━━━━━ STORED DATA ━━━━━

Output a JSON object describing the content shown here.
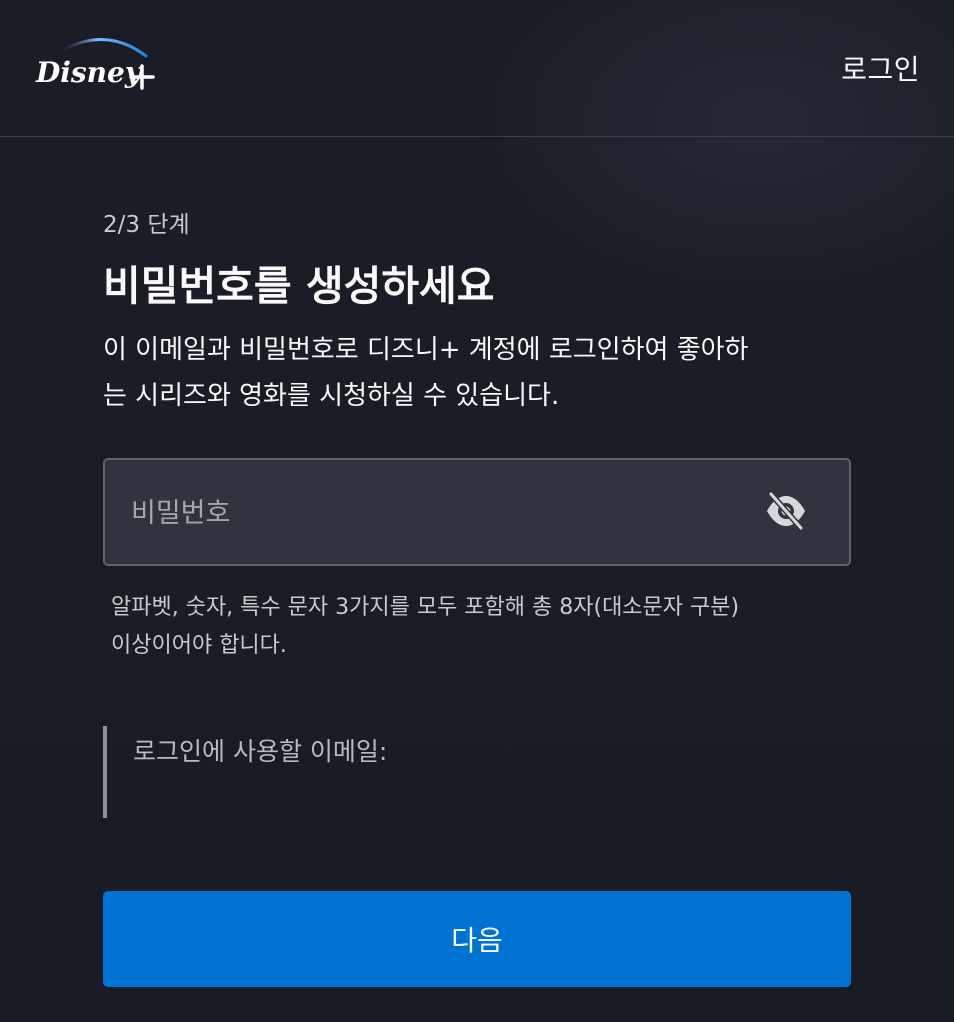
{
  "header": {
    "logo_text": "Disney+",
    "login_label": "로그인"
  },
  "main": {
    "step": "2/3 단계",
    "title": "비밀번호를 생성하세요",
    "description_line1": "이 이메일과 비밀번호로 디즈니+ 계정에 로그인하여 좋아하",
    "description_line2": "는 시리즈와 영화를 시청하실 수 있습니다.",
    "password": {
      "placeholder": "비밀번호",
      "value": "",
      "toggle_icon": "eye-slash-icon"
    },
    "hint_line1": "알파벳, 숫자, 특수 문자 3가지를 모두 포함해 총 8자(대소문자 구분)",
    "hint_line2": "이상이어야 합니다.",
    "email_label": "로그인에 사용할 이메일:",
    "email_value": "",
    "next_label": "다음"
  },
  "colors": {
    "background": "#1a1c25",
    "primary_button": "#0072d2",
    "input_background": "#31343e"
  }
}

━━━━━

→ WHAT IS BEING ASKED:
Extract the full listing exactly, with the pictures left out.

→ WRITTEN RESPONSE:
Output a JSON object describing the content shown here.
{
  "header": {
    "logo_text": "Disney+",
    "login_label": "로그인"
  },
  "main": {
    "step": "2/3 단계",
    "title": "비밀번호를 생성하세요",
    "description_line1": "이 이메일과 비밀번호로 디즈니+ 계정에 로그인하여 좋아하",
    "description_line2": "는 시리즈와 영화를 시청하실 수 있습니다.",
    "password": {
      "placeholder": "비밀번호",
      "value": "",
      "toggle_icon": "eye-slash-icon"
    },
    "hint_line1": "알파벳, 숫자, 특수 문자 3가지를 모두 포함해 총 8자(대소문자 구분)",
    "hint_line2": "이상이어야 합니다.",
    "email_label": "로그인에 사용할 이메일:",
    "email_value": "",
    "next_label": "다음"
  },
  "colors": {
    "background": "#1a1c25",
    "primary_button": "#0072d2",
    "input_background": "#31343e"
  }
}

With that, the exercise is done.